Stored data
+++

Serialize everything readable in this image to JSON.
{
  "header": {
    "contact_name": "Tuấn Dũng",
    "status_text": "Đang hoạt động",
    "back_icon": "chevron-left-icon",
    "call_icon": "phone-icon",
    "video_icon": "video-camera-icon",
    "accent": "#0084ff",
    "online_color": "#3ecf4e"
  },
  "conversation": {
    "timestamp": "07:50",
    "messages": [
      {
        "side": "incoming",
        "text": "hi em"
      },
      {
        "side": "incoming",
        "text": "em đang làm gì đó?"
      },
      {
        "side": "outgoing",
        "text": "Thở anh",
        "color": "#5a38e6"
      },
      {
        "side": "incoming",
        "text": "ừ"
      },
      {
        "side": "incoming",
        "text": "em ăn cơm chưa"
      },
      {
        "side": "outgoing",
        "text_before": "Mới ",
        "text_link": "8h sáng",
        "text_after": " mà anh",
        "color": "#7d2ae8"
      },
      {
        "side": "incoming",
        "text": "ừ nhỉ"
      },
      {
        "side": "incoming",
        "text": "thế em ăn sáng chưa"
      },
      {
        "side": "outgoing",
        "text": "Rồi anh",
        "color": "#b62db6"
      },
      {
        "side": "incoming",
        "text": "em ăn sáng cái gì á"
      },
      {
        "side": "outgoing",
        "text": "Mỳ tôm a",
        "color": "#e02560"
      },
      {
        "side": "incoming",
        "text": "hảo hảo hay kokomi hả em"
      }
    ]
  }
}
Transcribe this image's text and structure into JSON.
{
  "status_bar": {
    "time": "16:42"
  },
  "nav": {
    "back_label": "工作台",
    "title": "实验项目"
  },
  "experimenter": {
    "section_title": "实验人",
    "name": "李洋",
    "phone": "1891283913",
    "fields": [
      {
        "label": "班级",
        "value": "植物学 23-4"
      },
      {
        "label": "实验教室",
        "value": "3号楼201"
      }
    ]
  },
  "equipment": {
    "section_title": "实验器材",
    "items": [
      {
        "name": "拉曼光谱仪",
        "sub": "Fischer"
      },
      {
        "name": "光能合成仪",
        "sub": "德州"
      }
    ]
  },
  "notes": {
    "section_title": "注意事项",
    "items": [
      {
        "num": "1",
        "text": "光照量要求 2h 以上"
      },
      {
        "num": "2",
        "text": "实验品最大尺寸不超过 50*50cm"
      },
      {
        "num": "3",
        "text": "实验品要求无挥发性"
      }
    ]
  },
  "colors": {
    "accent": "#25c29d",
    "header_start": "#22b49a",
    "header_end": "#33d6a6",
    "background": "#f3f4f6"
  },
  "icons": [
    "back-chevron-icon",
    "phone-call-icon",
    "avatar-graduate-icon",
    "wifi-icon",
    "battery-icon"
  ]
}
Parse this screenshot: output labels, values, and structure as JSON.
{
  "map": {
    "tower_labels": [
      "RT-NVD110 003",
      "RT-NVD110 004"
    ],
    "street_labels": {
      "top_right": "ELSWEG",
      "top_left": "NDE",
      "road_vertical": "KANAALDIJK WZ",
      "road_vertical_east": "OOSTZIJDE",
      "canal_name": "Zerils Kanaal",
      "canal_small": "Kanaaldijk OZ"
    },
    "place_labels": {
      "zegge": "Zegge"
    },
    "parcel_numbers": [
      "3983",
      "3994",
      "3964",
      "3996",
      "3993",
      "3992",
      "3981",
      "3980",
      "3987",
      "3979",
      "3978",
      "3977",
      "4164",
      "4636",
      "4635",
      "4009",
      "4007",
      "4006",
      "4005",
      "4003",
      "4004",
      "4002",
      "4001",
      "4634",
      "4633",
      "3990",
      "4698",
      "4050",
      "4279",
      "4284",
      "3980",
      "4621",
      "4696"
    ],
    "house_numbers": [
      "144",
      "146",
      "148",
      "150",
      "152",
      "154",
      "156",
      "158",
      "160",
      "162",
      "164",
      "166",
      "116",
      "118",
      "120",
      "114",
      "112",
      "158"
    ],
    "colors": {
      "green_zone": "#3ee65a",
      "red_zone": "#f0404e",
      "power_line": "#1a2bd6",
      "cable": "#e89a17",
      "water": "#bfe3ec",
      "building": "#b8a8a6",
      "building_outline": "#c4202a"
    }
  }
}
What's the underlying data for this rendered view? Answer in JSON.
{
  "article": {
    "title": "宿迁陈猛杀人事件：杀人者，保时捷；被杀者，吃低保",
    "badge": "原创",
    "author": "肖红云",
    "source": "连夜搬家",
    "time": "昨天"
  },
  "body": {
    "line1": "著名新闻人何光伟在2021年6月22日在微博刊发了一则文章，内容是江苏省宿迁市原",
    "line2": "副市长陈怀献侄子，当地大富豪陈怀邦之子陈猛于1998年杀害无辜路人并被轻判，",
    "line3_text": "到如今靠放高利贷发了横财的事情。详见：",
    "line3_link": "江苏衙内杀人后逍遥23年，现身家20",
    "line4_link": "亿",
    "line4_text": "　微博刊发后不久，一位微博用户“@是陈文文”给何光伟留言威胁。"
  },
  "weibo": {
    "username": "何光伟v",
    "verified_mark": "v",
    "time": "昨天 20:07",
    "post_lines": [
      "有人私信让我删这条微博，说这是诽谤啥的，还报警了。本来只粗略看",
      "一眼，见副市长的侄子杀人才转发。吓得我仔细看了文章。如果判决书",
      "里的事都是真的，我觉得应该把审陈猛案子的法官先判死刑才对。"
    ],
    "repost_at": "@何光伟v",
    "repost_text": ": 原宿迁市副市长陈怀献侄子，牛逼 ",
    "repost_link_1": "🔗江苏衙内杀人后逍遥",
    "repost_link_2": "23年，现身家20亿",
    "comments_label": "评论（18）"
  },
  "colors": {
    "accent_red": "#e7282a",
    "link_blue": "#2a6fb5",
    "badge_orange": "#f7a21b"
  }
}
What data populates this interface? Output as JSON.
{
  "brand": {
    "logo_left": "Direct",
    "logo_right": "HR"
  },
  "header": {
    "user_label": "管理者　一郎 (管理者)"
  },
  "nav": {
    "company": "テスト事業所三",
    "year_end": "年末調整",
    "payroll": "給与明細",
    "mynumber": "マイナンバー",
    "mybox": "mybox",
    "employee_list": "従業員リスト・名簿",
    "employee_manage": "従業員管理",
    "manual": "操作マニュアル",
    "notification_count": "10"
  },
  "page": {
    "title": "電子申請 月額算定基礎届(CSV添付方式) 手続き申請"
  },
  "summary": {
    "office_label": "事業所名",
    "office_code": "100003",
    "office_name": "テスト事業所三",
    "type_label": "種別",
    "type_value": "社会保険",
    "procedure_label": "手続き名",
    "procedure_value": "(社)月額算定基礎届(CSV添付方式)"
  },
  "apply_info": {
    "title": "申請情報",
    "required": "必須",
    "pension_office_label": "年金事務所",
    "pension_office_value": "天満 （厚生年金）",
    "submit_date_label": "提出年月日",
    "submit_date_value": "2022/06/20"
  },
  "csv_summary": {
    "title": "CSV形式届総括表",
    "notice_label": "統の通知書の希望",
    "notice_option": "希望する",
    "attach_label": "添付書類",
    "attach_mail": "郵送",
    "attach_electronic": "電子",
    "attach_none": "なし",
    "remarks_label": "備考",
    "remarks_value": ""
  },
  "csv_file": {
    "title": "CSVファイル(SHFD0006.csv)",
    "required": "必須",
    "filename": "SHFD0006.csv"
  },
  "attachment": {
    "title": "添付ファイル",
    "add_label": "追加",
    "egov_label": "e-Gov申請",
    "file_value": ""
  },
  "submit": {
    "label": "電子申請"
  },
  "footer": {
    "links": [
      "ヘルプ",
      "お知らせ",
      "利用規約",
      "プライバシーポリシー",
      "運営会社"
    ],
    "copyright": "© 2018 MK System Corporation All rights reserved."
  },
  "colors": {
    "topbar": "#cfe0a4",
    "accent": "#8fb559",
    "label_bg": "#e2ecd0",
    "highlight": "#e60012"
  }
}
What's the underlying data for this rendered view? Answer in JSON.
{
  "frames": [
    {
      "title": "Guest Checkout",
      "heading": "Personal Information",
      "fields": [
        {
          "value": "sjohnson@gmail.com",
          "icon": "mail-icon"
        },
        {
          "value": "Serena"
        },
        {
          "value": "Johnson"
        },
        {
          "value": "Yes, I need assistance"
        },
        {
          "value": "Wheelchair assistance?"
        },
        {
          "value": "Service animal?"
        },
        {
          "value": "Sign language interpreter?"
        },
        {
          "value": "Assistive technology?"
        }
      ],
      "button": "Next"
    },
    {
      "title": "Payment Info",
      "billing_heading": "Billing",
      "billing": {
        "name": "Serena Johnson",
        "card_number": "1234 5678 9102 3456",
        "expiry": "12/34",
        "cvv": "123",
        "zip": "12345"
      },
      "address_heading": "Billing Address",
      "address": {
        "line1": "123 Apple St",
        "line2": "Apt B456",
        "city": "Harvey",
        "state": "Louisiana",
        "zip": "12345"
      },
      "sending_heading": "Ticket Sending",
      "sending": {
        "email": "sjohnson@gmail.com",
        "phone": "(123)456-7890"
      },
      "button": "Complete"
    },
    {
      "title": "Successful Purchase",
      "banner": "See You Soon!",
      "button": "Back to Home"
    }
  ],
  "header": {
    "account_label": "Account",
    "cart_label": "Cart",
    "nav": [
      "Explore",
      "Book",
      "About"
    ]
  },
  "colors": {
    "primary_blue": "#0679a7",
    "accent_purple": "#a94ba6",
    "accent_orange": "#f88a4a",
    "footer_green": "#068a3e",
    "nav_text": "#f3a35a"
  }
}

+++

§ **Exercise requirements**:
In the material above, find each line that contains the word "phone", and select it.

§ **Result of the task**:
    "call_icon": "phone-icon",
    "phone": "1891283913",
    "phone-call-icon",
        "phone": "(123)456-7890"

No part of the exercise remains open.